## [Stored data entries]
------

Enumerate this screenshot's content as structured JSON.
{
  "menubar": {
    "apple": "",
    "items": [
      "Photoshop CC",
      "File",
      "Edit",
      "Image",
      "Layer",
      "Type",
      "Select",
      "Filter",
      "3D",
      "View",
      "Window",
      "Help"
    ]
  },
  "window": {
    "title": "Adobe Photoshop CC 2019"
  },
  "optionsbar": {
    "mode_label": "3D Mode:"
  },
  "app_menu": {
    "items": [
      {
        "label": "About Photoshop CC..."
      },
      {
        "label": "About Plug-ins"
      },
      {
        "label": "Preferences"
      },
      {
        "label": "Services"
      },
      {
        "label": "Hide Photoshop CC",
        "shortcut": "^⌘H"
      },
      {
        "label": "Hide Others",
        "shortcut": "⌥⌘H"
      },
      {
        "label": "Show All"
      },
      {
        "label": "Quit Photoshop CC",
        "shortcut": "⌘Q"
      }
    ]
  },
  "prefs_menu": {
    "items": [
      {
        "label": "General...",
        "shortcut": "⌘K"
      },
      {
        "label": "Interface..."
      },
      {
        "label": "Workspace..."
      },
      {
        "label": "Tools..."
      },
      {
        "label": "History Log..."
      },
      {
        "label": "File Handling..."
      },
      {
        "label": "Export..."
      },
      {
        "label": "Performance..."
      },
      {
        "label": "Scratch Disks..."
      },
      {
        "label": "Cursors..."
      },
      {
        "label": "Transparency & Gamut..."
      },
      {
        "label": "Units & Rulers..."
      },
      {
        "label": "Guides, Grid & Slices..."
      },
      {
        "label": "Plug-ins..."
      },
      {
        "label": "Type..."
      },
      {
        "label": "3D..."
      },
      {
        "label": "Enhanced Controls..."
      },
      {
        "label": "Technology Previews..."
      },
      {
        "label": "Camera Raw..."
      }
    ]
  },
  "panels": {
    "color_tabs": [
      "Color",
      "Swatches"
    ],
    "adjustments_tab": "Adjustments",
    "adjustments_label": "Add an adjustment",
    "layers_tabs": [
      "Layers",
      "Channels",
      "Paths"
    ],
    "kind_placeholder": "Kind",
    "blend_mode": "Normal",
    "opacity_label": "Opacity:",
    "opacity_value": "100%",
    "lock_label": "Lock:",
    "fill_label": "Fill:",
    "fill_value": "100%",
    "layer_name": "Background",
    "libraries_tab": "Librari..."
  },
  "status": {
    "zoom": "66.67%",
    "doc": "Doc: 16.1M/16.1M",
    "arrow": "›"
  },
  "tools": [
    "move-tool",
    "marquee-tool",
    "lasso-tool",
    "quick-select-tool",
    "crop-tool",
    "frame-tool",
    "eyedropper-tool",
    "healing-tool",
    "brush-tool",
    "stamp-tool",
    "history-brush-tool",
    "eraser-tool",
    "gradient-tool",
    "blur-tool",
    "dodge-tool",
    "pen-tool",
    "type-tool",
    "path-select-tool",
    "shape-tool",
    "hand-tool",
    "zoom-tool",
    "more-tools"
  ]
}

------

## [EXERCISE DIRECTIONS]
Output the records above in their entirety, exactly.

## [SOLUTION FOR THIS TASK]
Enumerate this screenshot's content as structured JSON.
{
  "menubar": {
    "apple": "",
    "items": [
      "Photoshop CC",
      "File",
      "Edit",
      "Image",
      "Layer",
      "Type",
      "Select",
      "Filter",
      "3D",
      "View",
      "Window",
      "Help"
    ]
  },
  "window": {
    "title": "Adobe Photoshop CC 2019"
  },
  "optionsbar": {
    "mode_label": "3D Mode:"
  },
  "app_menu": {
    "items": [
      {
        "label": "About Photoshop CC..."
      },
      {
        "label": "About Plug-ins"
      },
      {
        "label": "Preferences"
      },
      {
        "label": "Services"
      },
      {
        "label": "Hide Photoshop CC",
        "shortcut": "^⌘H"
      },
      {
        "label": "Hide Others",
        "shortcut": "⌥⌘H"
      },
      {
        "label": "Show All"
      },
      {
        "label": "Quit Photoshop CC",
        "shortcut": "⌘Q"
      }
    ]
  },
  "prefs_menu": {
    "items": [
      {
        "label": "General...",
        "shortcut": "⌘K"
      },
      {
        "label": "Interface..."
      },
      {
        "label": "Workspace..."
      },
      {
        "label": "Tools..."
      },
      {
        "label": "History Log..."
      },
      {
        "label": "File Handling..."
      },
      {
        "label": "Export..."
      },
      {
        "label": "Performance..."
      },
      {
        "label": "Scratch Disks..."
      },
      {
        "label": "Cursors..."
      },
      {
        "label": "Transparency & Gamut..."
      },
      {
        "label": "Units & Rulers..."
      },
      {
        "label": "Guides, Grid & Slices..."
      },
      {
        "label": "Plug-ins..."
      },
      {
        "label": "Type..."
      },
      {
        "label": "3D..."
      },
      {
        "label": "Enhanced Controls..."
      },
      {
        "label": "Technology Previews..."
      },
      {
        "label": "Camera Raw..."
      }
    ]
  },
  "panels": {
    "color_tabs": [
      "Color",
      "Swatches"
    ],
    "adjustments_tab": "Adjustments",
    "adjustments_label": "Add an adjustment",
    "layers_tabs": [
      "Layers",
      "Channels",
      "Paths"
    ],
    "kind_placeholder": "Kind",
    "blend_mode": "Normal",
    "opacity_label": "Opacity:",
    "opacity_value": "100%",
    "lock_label": "Lock:",
    "fill_label": "Fill:",
    "fill_value": "100%",
    "layer_name": "Background",
    "libraries_tab": "Librari..."
  },
  "status": {
    "zoom": "66.67%",
    "doc": "Doc: 16.1M/16.1M",
    "arrow": "›"
  },
  "tools": [
    "move-tool",
    "marquee-tool",
    "lasso-tool",
    "quick-select-tool",
    "crop-tool",
    "frame-tool",
    "eyedropper-tool",
    "healing-tool",
    "brush-tool",
    "stamp-tool",
    "history-brush-tool",
    "eraser-tool",
    "gradient-tool",
    "blur-tool",
    "dodge-tool",
    "pen-tool",
    "type-tool",
    "path-select-tool",
    "shape-tool",
    "hand-tool",
    "zoom-tool",
    "more-tools"
  ]
}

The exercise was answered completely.